#### Data supplied ####
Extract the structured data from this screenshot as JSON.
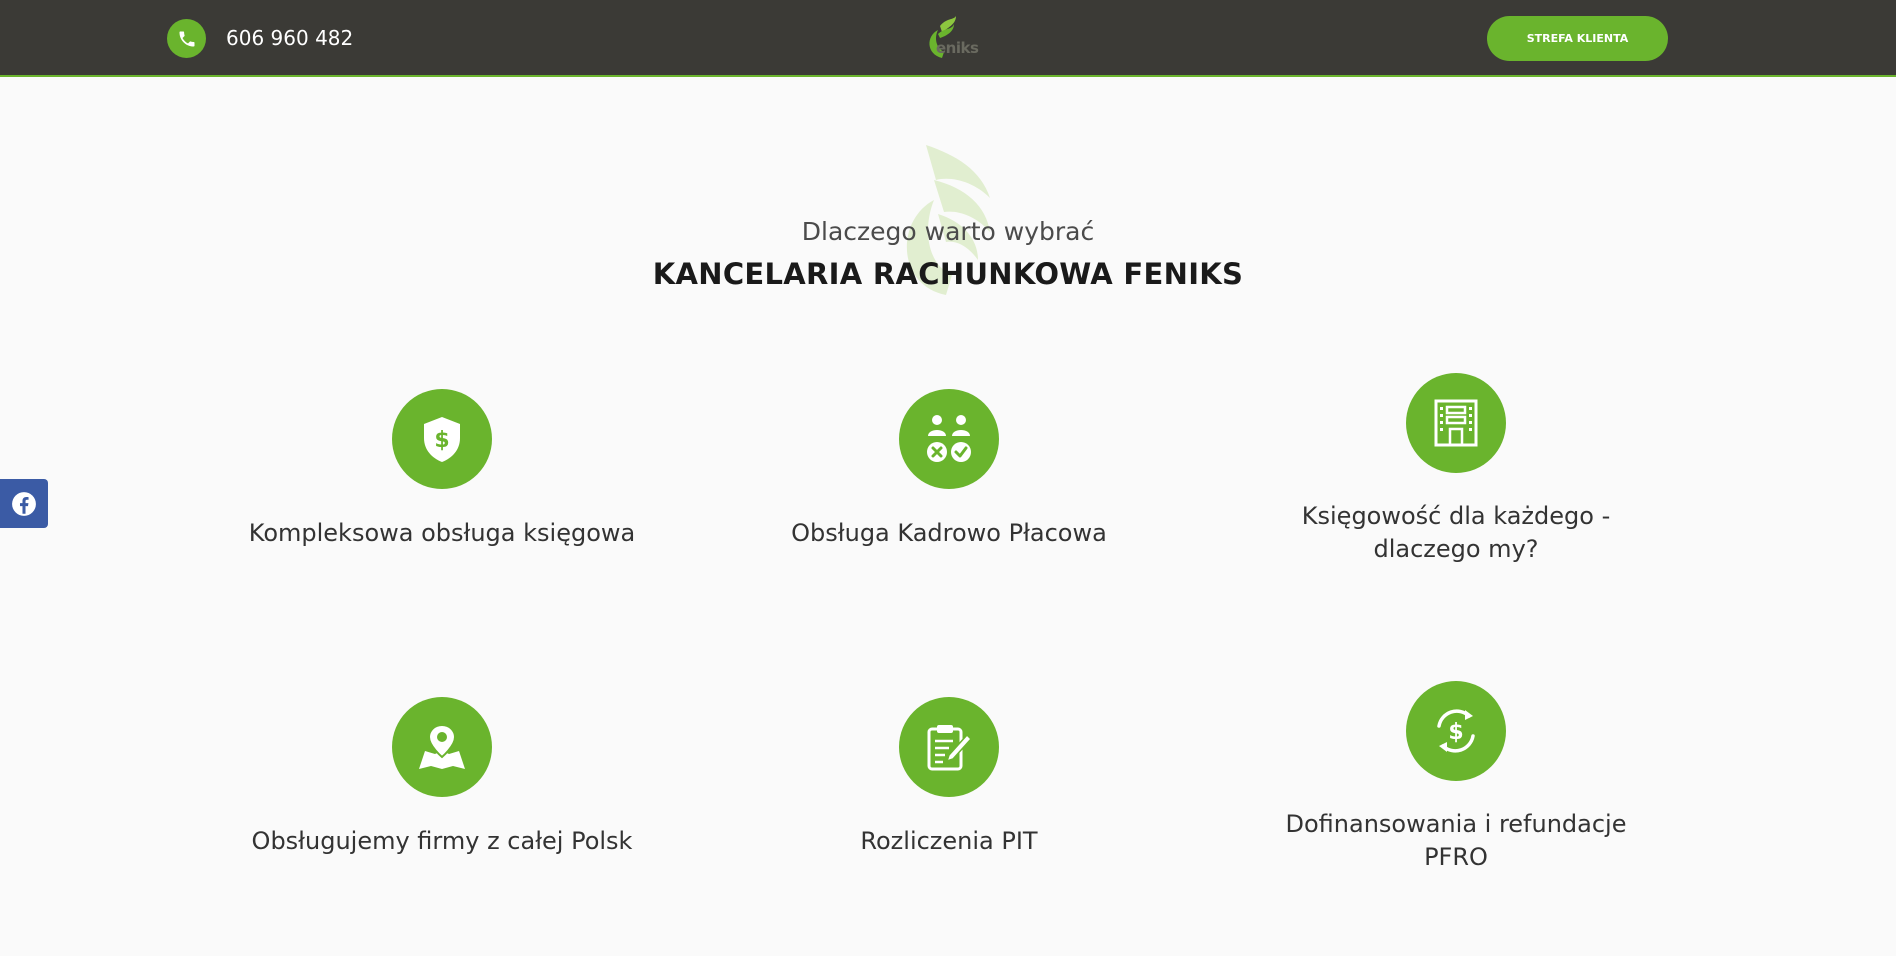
{
  "header": {
    "phone_number": "606 960 482",
    "logo_text": "eniks",
    "cta_label": "STREFA KLIENTA"
  },
  "intro": {
    "subtitle": "Dlaczego warto wybrać",
    "title": "KANCELARIA RACHUNKOWA FENIKS"
  },
  "features": [
    {
      "icon": "shield-dollar-icon",
      "label": "Kompleksowa obsługa księgowa"
    },
    {
      "icon": "people-approval-icon",
      "label": "Obsługa Kadrowo Płacowa"
    },
    {
      "icon": "office-building-icon",
      "label_line1": "Księgowość dla każdego -",
      "label_line2": "dlaczego my?"
    },
    {
      "icon": "map-pin-icon",
      "label": "Obsługujemy firmy z całej Polsk"
    },
    {
      "icon": "document-edit-icon",
      "label": "Rozliczenia PIT"
    },
    {
      "icon": "dollar-cycle-icon",
      "label_line1": "Dofinansowania i refundacje",
      "label_line2": "PFRO"
    }
  ],
  "social": {
    "icon": "facebook-icon"
  },
  "colors": {
    "accent": "#6ab42d",
    "header_bg": "#3b3a36",
    "page_bg": "#fafafa",
    "facebook": "#3b5ba5"
  }
}
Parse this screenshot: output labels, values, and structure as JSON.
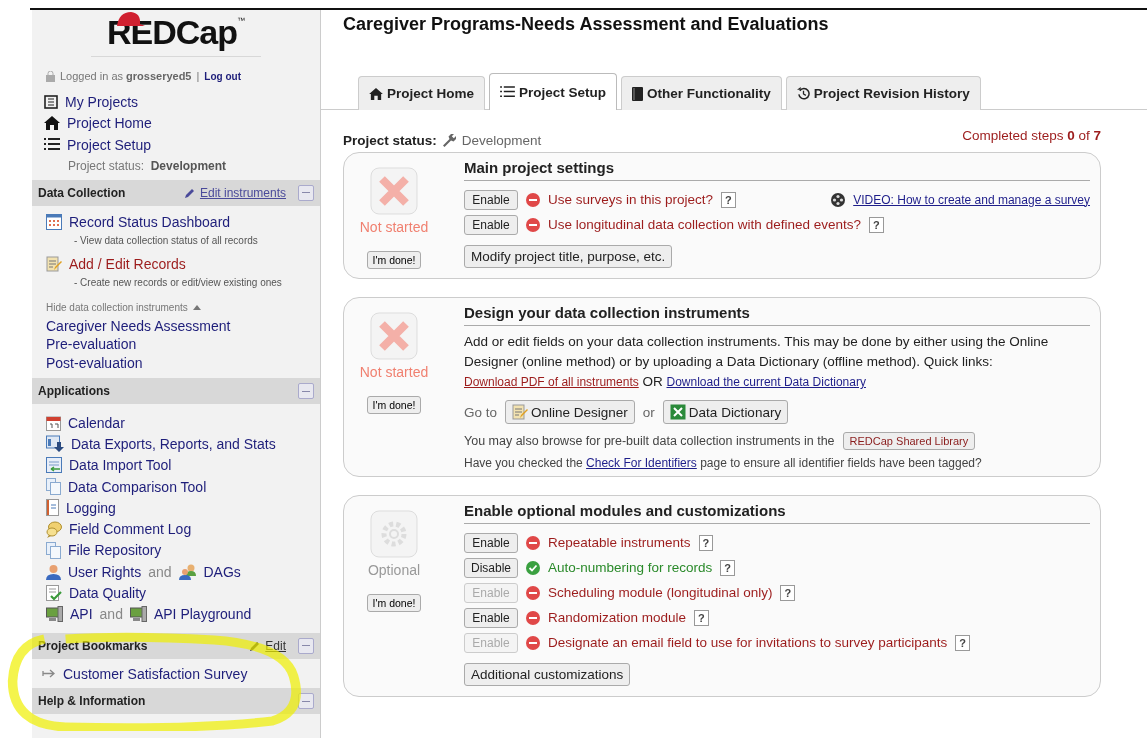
{
  "sidebar": {
    "logo": {
      "text": "REDCap",
      "tm": "™"
    },
    "login": {
      "prefix": "Logged in as",
      "user": "grosseryed5",
      "separator": "|",
      "logout": "Log out"
    },
    "nav": [
      {
        "label": "My Projects"
      },
      {
        "label": "Project Home"
      },
      {
        "label": "Project Setup"
      }
    ],
    "project_status": {
      "label": "Project status:",
      "value": "Development"
    },
    "data_collection": {
      "title": "Data Collection",
      "edit": "Edit instruments",
      "items": [
        {
          "label": "Record Status Dashboard",
          "description": "- View data collection status of all records",
          "color": "#1e1e7a"
        },
        {
          "label": "Add / Edit Records",
          "description": "- Create new records or edit/view existing ones",
          "color": "#9c1c1c"
        }
      ],
      "toggle": "Hide data collection instruments",
      "expanded": true,
      "instruments": [
        "Caregiver Needs Assessment",
        "Pre-evaluation",
        "Post-evaluation"
      ]
    },
    "applications": {
      "title": "Applications",
      "items": [
        {
          "label": "Calendar"
        },
        {
          "label": "Data Exports, Reports, and Stats"
        },
        {
          "label": "Data Import Tool"
        },
        {
          "label": "Data Comparison Tool"
        },
        {
          "label": "Logging"
        },
        {
          "label": "Field Comment Log"
        },
        {
          "label": "File Repository"
        },
        {
          "label": "User Rights",
          "joiner": "and",
          "label2": "DAGs"
        },
        {
          "label": "Data Quality"
        },
        {
          "label": "API",
          "joiner": "and",
          "label2": "API Playground"
        }
      ]
    },
    "bookmarks": {
      "title": "Project Bookmarks",
      "edit": "Edit",
      "items": [
        "Customer Satisfaction Survey"
      ]
    },
    "help": {
      "title": "Help & Information"
    }
  },
  "main": {
    "title": "Caregiver Programs-Needs Assessment and Evaluations",
    "tabs": [
      {
        "label": "Project Home",
        "selected": false
      },
      {
        "label": "Project Setup",
        "selected": true
      },
      {
        "label": "Other Functionality",
        "selected": false
      },
      {
        "label": "Project Revision History",
        "selected": false
      }
    ],
    "status": {
      "label": "Project status:",
      "value": "Development"
    },
    "completed": "Completed steps **0** of **7**",
    "steps": [
      {
        "kind": "not_started",
        "status_text": "Not started",
        "done": "I'm done!",
        "title": "Main project settings",
        "toggles": [
          {
            "button": "Enable",
            "button_disabled": false,
            "on": false,
            "label": "Use surveys in this project?",
            "help": "?",
            "video": "VIDEO: How to create and manage a survey"
          },
          {
            "button": "Enable",
            "button_disabled": false,
            "on": false,
            "label": "Use longitudinal data collection with defined events?",
            "help": "?"
          }
        ],
        "action": "Modify project title, purpose, etc."
      },
      {
        "kind": "not_started",
        "status_text": "Not started",
        "done": "I'm done!",
        "title": "Design your data collection instruments",
        "intro": "Add or edit fields on your data collection instruments. This may be done by either using the Online Designer (online method) or by uploading a Data Dictionary (offline method). Quick links:",
        "link_pdf": "Download PDF of all instruments",
        "or_text": "OR",
        "link_dictionary": "Download the current Data Dictionary",
        "goto": "Go to",
        "designer_button": "Online Designer",
        "or2": "or",
        "dictionary_button": "Data Dictionary",
        "library_text": "You may also browse for pre-built data collection instruments in the",
        "library_button": "REDCap Shared Library",
        "identifiers_before": "Have you checked the",
        "identifiers_link": "Check For Identifiers",
        "identifiers_after": "page to ensure all identifier fields have been tagged?"
      },
      {
        "kind": "optional",
        "status_text": "Optional",
        "done": "I'm done!",
        "title": "Enable optional modules and customizations",
        "toggles": [
          {
            "button": "Enable",
            "button_disabled": false,
            "on": false,
            "label": "Repeatable instruments",
            "help": "?"
          },
          {
            "button": "Disable",
            "button_disabled": false,
            "on": true,
            "label": "Auto-numbering for records",
            "help": "?"
          },
          {
            "button": "Enable",
            "button_disabled": true,
            "on": false,
            "label": "Scheduling module (longitudinal only)",
            "help": "?"
          },
          {
            "button": "Enable",
            "button_disabled": false,
            "on": false,
            "label": "Randomization module",
            "help": "?"
          },
          {
            "button": "Enable",
            "button_disabled": true,
            "on": false,
            "label": "Designate an email field to use for invitations to survey participants",
            "help": "?"
          }
        ],
        "action": "Additional customizations"
      }
    ]
  }
}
####
=== Aim of the task ===
Images do not belong in the copy; reproduce all other parts of the records above verbatim.

=== Solution ===
Extract the structured data from this screenshot as JSON.
{
  "header": {
    "phone_number": "606 960 482",
    "logo_text": "eniks",
    "cta_label": "STREFA KLIENTA"
  },
  "intro": {
    "subtitle": "Dlaczego warto wybrać",
    "title": "KANCELARIA RACHUNKOWA FENIKS"
  },
  "features": [
    {
      "icon": "shield-dollar-icon",
      "label": "Kompleksowa obsługa księgowa"
    },
    {
      "icon": "people-approval-icon",
      "label": "Obsługa Kadrowo Płacowa"
    },
    {
      "icon": "office-building-icon",
      "label_line1": "Księgowość dla każdego -",
      "label_line2": "dlaczego my?"
    },
    {
      "icon": "map-pin-icon",
      "label": "Obsługujemy firmy z całej Polsk"
    },
    {
      "icon": "document-edit-icon",
      "label": "Rozliczenia PIT"
    },
    {
      "icon": "dollar-cycle-icon",
      "label_line1": "Dofinansowania i refundacje",
      "label_line2": "PFRO"
    }
  ],
  "social": {
    "icon": "facebook-icon"
  },
  "colors": {
    "accent": "#6ab42d",
    "header_bg": "#3b3a36",
    "page_bg": "#fafafa",
    "facebook": "#3b5ba5"
  }
}
Parse this screenshot: output labels, values, and structure as JSON.
{
  "sidebar": {
    "logo": {
      "text": "REDCap",
      "tm": "™"
    },
    "login": {
      "prefix": "Logged in as",
      "user": "grosseryed5",
      "separator": "|",
      "logout": "Log out"
    },
    "nav": [
      {
        "label": "My Projects"
      },
      {
        "label": "Project Home"
      },
      {
        "label": "Project Setup"
      }
    ],
    "project_status": {
      "label": "Project status:",
      "value": "Development"
    },
    "data_collection": {
      "title": "Data Collection",
      "edit": "Edit instruments",
      "items": [
        {
          "label": "Record Status Dashboard",
          "description": "- View data collection status of all records",
          "color": "#1e1e7a"
        },
        {
          "label": "Add / Edit Records",
          "description": "- Create new records or edit/view existing ones",
          "color": "#9c1c1c"
        }
      ],
      "toggle": "Hide data collection instruments",
      "expanded": true,
      "instruments": [
        "Caregiver Needs Assessment",
        "Pre-evaluation",
        "Post-evaluation"
      ]
    },
    "applications": {
      "title": "Applications",
      "items": [
        {
          "label": "Calendar"
        },
        {
          "label": "Data Exports, Reports, and Stats"
        },
        {
          "label": "Data Import Tool"
        },
        {
          "label": "Data Comparison Tool"
        },
        {
          "label": "Logging"
        },
        {
          "label": "Field Comment Log"
        },
        {
          "label": "File Repository"
        },
        {
          "label": "User Rights",
          "joiner": "and",
          "label2": "DAGs"
        },
        {
          "label": "Data Quality"
        },
        {
          "label": "API",
          "joiner": "and",
          "label2": "API Playground"
        }
      ]
    },
    "bookmarks": {
      "title": "Project Bookmarks",
      "edit": "Edit",
      "items": [
        "Customer Satisfaction Survey"
      ]
    },
    "help": {
      "title": "Help & Information"
    }
  },
  "main": {
    "title": "Caregiver Programs-Needs Assessment and Evaluations",
    "tabs": [
      {
        "label": "Project Home",
        "selected": false
      },
      {
        "label": "Project Setup",
        "selected": true
      },
      {
        "label": "Other Functionality",
        "selected": false
      },
      {
        "label": "Project Revision History",
        "selected": false
      }
    ],
    "status": {
      "label": "Project status:",
      "value": "Development"
    },
    "completed": "Completed steps **0** of **7**",
    "steps": [
      {
        "kind": "not_started",
        "status_text": "Not started",
        "done": "I'm done!",
        "title": "Main project settings",
        "toggles": [
          {
            "button": "Enable",
            "button_disabled": false,
            "on": false,
            "label": "Use surveys in this project?",
            "help": "?",
            "video": "VIDEO: How to create and manage a survey"
          },
          {
            "button": "Enable",
            "button_disabled": false,
            "on": false,
            "label": "Use longitudinal data collection with defined events?",
            "help": "?"
          }
        ],
        "action": "Modify project title, purpose, etc."
      },
      {
        "kind": "not_started",
        "status_text": "Not started",
        "done": "I'm done!",
        "title": "Design your data collection instruments",
        "intro": "Add or edit fields on your data collection instruments. This may be done by either using the Online Designer (online method) or by uploading a Data Dictionary (offline method). Quick links:",
        "link_pdf": "Download PDF of all instruments",
        "or_text": "OR",
        "link_dictionary": "Download the current Data Dictionary",
        "goto": "Go to",
        "designer_button": "Online Designer",
        "or2": "or",
        "dictionary_button": "Data Dictionary",
        "library_text": "You may also browse for pre-built data collection instruments in the",
        "library_button": "REDCap Shared Library",
        "identifiers_before": "Have you checked the",
        "identifiers_link": "Check For Identifiers",
        "identifiers_after": "page to ensure all identifier fields have been tagged?"
      },
      {
        "kind": "optional",
        "status_text": "Optional",
        "done": "I'm done!",
        "title": "Enable optional modules and customizations",
        "toggles": [
          {
            "button": "Enable",
            "button_disabled": false,
            "on": false,
            "label": "Repeatable instruments",
            "help": "?"
          },
          {
            "button": "Disable",
            "button_disabled": false,
            "on": true,
            "label": "Auto-numbering for records",
            "help": "?"
          },
          {
            "button": "Enable",
            "button_disabled": true,
            "on": false,
            "label": "Scheduling module (longitudinal only)",
            "help": "?"
          },
          {
            "button": "Enable",
            "button_disabled": false,
            "on": false,
            "label": "Randomization module",
            "help": "?"
          },
          {
            "button": "Enable",
            "button_disabled": true,
            "on": false,
            "label": "Designate an email field to use for invitations to survey participants",
            "help": "?"
          }
        ],
        "action": "Additional customizations"
      }
    ]
  }
}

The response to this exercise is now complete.